All lines in the data bearing the string "PYTHIA" should be identified and copied.
--- start ---
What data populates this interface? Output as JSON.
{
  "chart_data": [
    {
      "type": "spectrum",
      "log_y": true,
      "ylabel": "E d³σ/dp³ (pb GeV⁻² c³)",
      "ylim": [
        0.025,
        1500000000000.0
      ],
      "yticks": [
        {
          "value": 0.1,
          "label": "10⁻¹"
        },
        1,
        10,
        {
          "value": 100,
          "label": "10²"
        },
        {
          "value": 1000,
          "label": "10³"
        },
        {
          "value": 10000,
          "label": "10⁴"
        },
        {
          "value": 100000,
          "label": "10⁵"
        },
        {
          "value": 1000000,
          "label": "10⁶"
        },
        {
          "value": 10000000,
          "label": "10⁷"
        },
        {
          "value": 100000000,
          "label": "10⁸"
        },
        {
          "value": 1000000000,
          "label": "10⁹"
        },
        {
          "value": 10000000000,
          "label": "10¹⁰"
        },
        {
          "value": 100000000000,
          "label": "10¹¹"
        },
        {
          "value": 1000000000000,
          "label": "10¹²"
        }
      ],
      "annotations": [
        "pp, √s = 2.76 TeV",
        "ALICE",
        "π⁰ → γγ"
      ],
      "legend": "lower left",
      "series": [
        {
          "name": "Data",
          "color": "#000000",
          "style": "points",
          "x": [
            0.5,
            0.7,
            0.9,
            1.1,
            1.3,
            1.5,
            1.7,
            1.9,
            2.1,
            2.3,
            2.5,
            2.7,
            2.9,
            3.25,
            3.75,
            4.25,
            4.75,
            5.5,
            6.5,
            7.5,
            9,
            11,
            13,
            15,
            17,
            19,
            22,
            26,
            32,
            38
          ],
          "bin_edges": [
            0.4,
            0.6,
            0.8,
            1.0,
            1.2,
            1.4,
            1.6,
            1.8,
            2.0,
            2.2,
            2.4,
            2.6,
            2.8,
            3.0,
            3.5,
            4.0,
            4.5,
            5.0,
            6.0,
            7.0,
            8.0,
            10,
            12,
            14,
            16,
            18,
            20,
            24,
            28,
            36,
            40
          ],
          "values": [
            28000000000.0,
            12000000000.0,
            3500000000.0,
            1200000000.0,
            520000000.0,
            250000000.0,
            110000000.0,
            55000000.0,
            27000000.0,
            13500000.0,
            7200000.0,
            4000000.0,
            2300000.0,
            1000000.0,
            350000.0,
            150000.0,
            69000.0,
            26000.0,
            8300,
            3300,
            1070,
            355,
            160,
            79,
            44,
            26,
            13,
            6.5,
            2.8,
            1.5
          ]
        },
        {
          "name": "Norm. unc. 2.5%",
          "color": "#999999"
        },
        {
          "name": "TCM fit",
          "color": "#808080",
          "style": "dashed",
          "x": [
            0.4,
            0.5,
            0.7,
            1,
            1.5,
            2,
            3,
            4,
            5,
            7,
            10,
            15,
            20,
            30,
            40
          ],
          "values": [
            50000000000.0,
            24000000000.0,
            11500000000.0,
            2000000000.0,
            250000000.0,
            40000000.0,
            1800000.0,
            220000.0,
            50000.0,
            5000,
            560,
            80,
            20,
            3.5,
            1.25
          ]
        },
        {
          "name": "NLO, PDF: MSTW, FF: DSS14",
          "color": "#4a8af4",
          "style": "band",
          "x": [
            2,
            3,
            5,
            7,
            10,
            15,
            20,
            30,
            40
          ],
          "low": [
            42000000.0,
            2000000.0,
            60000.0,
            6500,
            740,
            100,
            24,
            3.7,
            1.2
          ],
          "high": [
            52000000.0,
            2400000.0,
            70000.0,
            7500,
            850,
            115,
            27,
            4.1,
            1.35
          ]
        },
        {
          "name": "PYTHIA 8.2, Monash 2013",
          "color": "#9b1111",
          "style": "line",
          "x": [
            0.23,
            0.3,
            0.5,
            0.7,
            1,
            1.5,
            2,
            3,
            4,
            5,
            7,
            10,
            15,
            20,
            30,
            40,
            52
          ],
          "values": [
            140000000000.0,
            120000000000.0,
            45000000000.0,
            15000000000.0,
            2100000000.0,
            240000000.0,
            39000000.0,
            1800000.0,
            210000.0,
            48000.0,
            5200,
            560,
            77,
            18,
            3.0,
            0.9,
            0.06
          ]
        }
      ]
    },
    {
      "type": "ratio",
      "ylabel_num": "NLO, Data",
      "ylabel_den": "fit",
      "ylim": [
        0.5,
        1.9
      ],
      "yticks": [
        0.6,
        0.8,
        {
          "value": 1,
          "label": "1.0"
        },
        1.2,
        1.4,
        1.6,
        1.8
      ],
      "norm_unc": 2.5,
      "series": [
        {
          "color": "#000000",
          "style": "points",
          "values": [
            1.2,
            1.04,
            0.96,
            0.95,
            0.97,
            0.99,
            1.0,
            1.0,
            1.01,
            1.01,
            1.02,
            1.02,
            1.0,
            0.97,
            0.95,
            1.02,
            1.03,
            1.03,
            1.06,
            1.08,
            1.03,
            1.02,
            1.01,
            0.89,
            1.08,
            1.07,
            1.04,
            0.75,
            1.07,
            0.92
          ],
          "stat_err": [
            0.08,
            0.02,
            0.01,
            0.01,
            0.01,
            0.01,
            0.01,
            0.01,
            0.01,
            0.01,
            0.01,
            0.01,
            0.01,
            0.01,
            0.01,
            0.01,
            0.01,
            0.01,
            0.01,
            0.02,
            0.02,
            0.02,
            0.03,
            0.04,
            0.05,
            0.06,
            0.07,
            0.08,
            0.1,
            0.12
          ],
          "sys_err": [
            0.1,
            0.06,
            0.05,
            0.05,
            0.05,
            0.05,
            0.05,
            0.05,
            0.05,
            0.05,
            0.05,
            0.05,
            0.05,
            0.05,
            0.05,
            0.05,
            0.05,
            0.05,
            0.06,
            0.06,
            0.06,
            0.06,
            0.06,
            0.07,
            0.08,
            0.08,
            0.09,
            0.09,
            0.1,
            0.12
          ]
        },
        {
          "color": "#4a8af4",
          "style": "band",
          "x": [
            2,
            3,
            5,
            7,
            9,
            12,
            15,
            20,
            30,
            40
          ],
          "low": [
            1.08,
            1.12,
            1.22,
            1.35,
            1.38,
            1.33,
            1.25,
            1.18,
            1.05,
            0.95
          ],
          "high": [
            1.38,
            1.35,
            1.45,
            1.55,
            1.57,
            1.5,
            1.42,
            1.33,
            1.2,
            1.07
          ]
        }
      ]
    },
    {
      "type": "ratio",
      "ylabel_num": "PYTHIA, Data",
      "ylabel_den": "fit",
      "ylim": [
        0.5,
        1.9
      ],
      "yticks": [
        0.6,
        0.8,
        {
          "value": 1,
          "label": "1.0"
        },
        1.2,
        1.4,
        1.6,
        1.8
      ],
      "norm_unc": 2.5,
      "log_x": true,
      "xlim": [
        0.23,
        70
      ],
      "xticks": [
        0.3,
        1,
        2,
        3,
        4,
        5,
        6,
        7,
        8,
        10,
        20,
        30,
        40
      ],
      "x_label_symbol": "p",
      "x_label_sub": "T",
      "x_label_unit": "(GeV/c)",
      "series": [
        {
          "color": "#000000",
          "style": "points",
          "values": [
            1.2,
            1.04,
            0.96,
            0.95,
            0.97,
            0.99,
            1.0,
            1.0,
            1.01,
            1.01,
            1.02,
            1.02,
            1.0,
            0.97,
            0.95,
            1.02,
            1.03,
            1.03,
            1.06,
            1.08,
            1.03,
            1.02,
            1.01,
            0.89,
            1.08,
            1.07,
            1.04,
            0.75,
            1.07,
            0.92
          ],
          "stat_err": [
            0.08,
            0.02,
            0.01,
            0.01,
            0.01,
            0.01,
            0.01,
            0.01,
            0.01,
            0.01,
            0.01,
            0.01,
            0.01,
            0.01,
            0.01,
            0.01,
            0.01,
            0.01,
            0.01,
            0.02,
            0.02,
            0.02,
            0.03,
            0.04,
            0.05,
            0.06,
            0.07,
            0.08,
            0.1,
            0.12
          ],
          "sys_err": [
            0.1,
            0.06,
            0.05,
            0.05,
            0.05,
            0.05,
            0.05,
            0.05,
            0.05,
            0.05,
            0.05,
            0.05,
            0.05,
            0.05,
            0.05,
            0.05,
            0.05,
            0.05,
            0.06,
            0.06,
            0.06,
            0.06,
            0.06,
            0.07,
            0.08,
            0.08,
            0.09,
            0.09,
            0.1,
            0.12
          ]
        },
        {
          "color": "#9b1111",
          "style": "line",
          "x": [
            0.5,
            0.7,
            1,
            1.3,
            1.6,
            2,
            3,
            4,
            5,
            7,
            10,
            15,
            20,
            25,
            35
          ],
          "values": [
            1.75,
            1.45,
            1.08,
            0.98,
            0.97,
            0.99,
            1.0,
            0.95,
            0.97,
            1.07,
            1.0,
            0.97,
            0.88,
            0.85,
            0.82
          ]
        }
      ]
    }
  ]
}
--- end ---
#### [Reply to the exercise]
          "name": "PYTHIA 8.2, Monash 2013",
      "ylabel_num": "PYTHIA, Data",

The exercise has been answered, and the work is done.